> A run of records:
━━━━
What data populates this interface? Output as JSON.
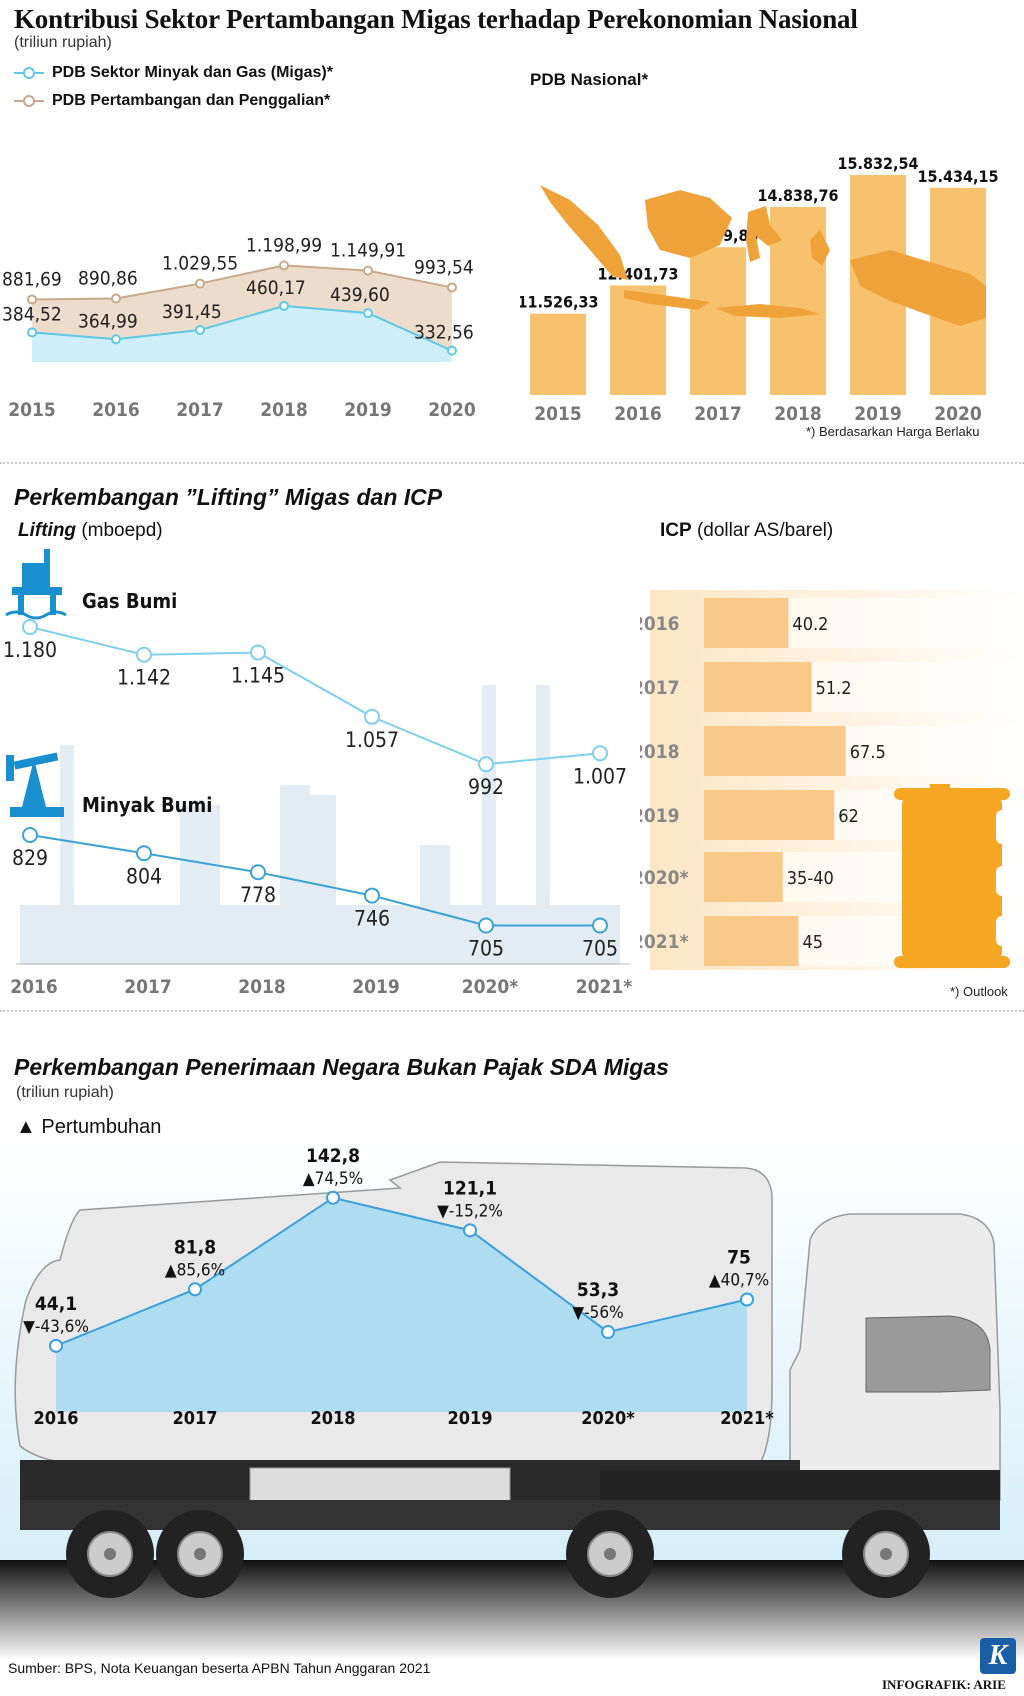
{
  "main_title": "Kontribusi Sektor Pertambangan Migas terhadap Perekonomian Nasional",
  "unit_trillion": "(triliun rupiah)",
  "legend": {
    "migas": "PDB Sektor Minyak dan Gas (Migas)*",
    "tambang": "PDB Pertambangan dan Penggalian*"
  },
  "pdb_nasional_title": "PDB Nasional*",
  "pdb_note": "*) Berdasarkan Harga Berlaku",
  "lifting_section_title": "Perkembangan ”Lifting” Migas dan ICP",
  "lifting_label": "Lifting",
  "lifting_unit": "(mboepd)",
  "icp_label": "ICP",
  "icp_unit": "(dollar AS/barel)",
  "gas_label": "Gas Bumi",
  "oil_label": "Minyak Bumi",
  "outlook_note": "*) Outlook",
  "pnbp_section_title": "Perkembangan Penerimaan Negara Bukan Pajak SDA Migas",
  "pnbp_unit": "(triliun rupiah)",
  "growth_legend": "▲ Pertumbuhan",
  "source": "Sumber: BPS, Nota Keuangan beserta APBN Tahun Anggaran 2021",
  "credit": "INFOGRAFIK: ARIE",
  "logo_letter": "K",
  "colors": {
    "migas_line": "#5ec8e6",
    "migas_fill": "#cdeefa",
    "tambang_line": "#c7a98a",
    "tambang_fill": "#ecdccb",
    "bar": "#f8c16e",
    "map": "#f0a23a",
    "gas_line": "#7fcfee",
    "oil_line": "#3ba3d4",
    "pnbp_fill": "#a7dcf2",
    "pnbp_line": "#3b9fe0"
  },
  "chart_data": [
    {
      "type": "area",
      "categories": [
        "2015",
        "2016",
        "2017",
        "2018",
        "2019",
        "2020"
      ],
      "series": [
        {
          "name": "PDB Pertambangan dan Penggalian*",
          "values": [
            881.69,
            890.86,
            1029.55,
            1198.99,
            1149.91,
            993.54
          ],
          "labels": [
            "881,69",
            "890,86",
            "1.029,55",
            "1.198,99",
            "1.149,91",
            "993,54"
          ]
        },
        {
          "name": "PDB Sektor Minyak dan Gas (Migas)*",
          "values": [
            384.52,
            364.99,
            391.45,
            460.17,
            439.6,
            332.56
          ],
          "labels": [
            "384,52",
            "364,99",
            "391,45",
            "460,17",
            "439,60",
            "332,56"
          ]
        }
      ]
    },
    {
      "type": "bar",
      "title": "PDB Nasional*",
      "categories": [
        "2015",
        "2016",
        "2017",
        "2018",
        "2019",
        "2020"
      ],
      "values": [
        11526.33,
        12401.73,
        13589.83,
        14838.76,
        15832.54,
        15434.15
      ],
      "labels": [
        "11.526,33",
        "12.401,73",
        "13.589,83",
        "14.838,76",
        "15.832,54",
        "15.434,15"
      ]
    },
    {
      "type": "line",
      "categories": [
        "2016",
        "2017",
        "2018",
        "2019",
        "2020*",
        "2021*"
      ],
      "series": [
        {
          "name": "Gas Bumi",
          "values": [
            1180,
            1142,
            1145,
            1057,
            992,
            1007
          ],
          "labels": [
            "1.180",
            "1.142",
            "1.145",
            "1.057",
            "992",
            "1.007"
          ]
        },
        {
          "name": "Minyak Bumi",
          "values": [
            829,
            804,
            778,
            746,
            705,
            705
          ],
          "labels": [
            "829",
            "804",
            "778",
            "746",
            "705",
            "705"
          ]
        }
      ]
    },
    {
      "type": "bar",
      "orientation": "horizontal",
      "categories": [
        "2016",
        "2017",
        "2018",
        "2019",
        "2020*",
        "2021*"
      ],
      "values": [
        40.2,
        51.2,
        67.5,
        62,
        37.5,
        45
      ],
      "labels": [
        "40.2",
        "51.2",
        "67.5",
        "62",
        "35-40",
        "45"
      ]
    },
    {
      "type": "area",
      "categories": [
        "2016",
        "2017",
        "2018",
        "2019",
        "2020*",
        "2021*"
      ],
      "values": [
        44.1,
        81.8,
        142.8,
        121.1,
        53.3,
        75
      ],
      "labels": [
        "44,1",
        "81,8",
        "142,8",
        "121,1",
        "53,3",
        "75"
      ],
      "growth": [
        "▼-43,6%",
        "▲85,6%",
        "▲74,5%",
        "▼-15,2%",
        "▼-56%",
        "▲40,7%"
      ]
    }
  ]
}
━━━━
From the material above, copy each line that includes the word "rupiah".

  "unit_trillion": "(triliun rupiah)",
  "pnbp_unit": "(triliun rupiah)",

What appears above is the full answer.